___ DATA EXTRACT
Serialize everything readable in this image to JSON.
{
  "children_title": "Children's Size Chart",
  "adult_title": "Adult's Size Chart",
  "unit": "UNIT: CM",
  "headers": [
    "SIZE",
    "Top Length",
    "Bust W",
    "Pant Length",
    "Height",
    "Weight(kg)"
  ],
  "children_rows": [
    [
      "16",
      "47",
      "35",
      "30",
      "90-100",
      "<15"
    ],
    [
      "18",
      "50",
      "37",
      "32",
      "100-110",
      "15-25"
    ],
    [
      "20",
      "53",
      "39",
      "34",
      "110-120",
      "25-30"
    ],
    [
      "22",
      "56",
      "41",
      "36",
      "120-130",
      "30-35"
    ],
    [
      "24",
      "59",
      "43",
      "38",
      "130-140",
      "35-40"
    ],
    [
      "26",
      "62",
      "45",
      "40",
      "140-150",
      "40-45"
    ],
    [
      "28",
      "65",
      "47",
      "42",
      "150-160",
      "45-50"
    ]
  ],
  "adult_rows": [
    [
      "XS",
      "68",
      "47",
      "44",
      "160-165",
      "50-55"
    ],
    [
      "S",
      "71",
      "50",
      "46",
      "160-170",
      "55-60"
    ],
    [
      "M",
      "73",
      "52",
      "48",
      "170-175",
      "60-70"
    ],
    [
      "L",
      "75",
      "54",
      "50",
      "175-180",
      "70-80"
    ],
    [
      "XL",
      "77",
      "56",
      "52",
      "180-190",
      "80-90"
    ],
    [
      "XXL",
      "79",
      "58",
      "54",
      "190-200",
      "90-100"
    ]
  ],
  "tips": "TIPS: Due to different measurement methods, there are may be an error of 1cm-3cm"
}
______
__WHAT IS REQUIRED__: Repeat the data precisely, reproducing every entry.

__RESULT FOR THIS EXERCISE__:
Serialize everything readable in this image to JSON.
{
  "children_title": "Children's Size Chart",
  "adult_title": "Adult's Size Chart",
  "unit": "UNIT: CM",
  "headers": [
    "SIZE",
    "Top Length",
    "Bust W",
    "Pant Length",
    "Height",
    "Weight(kg)"
  ],
  "children_rows": [
    [
      "16",
      "47",
      "35",
      "30",
      "90-100",
      "<15"
    ],
    [
      "18",
      "50",
      "37",
      "32",
      "100-110",
      "15-25"
    ],
    [
      "20",
      "53",
      "39",
      "34",
      "110-120",
      "25-30"
    ],
    [
      "22",
      "56",
      "41",
      "36",
      "120-130",
      "30-35"
    ],
    [
      "24",
      "59",
      "43",
      "38",
      "130-140",
      "35-40"
    ],
    [
      "26",
      "62",
      "45",
      "40",
      "140-150",
      "40-45"
    ],
    [
      "28",
      "65",
      "47",
      "42",
      "150-160",
      "45-50"
    ]
  ],
  "adult_rows": [
    [
      "XS",
      "68",
      "47",
      "44",
      "160-165",
      "50-55"
    ],
    [
      "S",
      "71",
      "50",
      "46",
      "160-170",
      "55-60"
    ],
    [
      "M",
      "73",
      "52",
      "48",
      "170-175",
      "60-70"
    ],
    [
      "L",
      "75",
      "54",
      "50",
      "175-180",
      "70-80"
    ],
    [
      "XL",
      "77",
      "56",
      "52",
      "180-190",
      "80-90"
    ],
    [
      "XXL",
      "79",
      "58",
      "54",
      "190-200",
      "90-100"
    ]
  ],
  "tips": "TIPS: Due to different measurement methods, there are may be an error of 1cm-3cm"
}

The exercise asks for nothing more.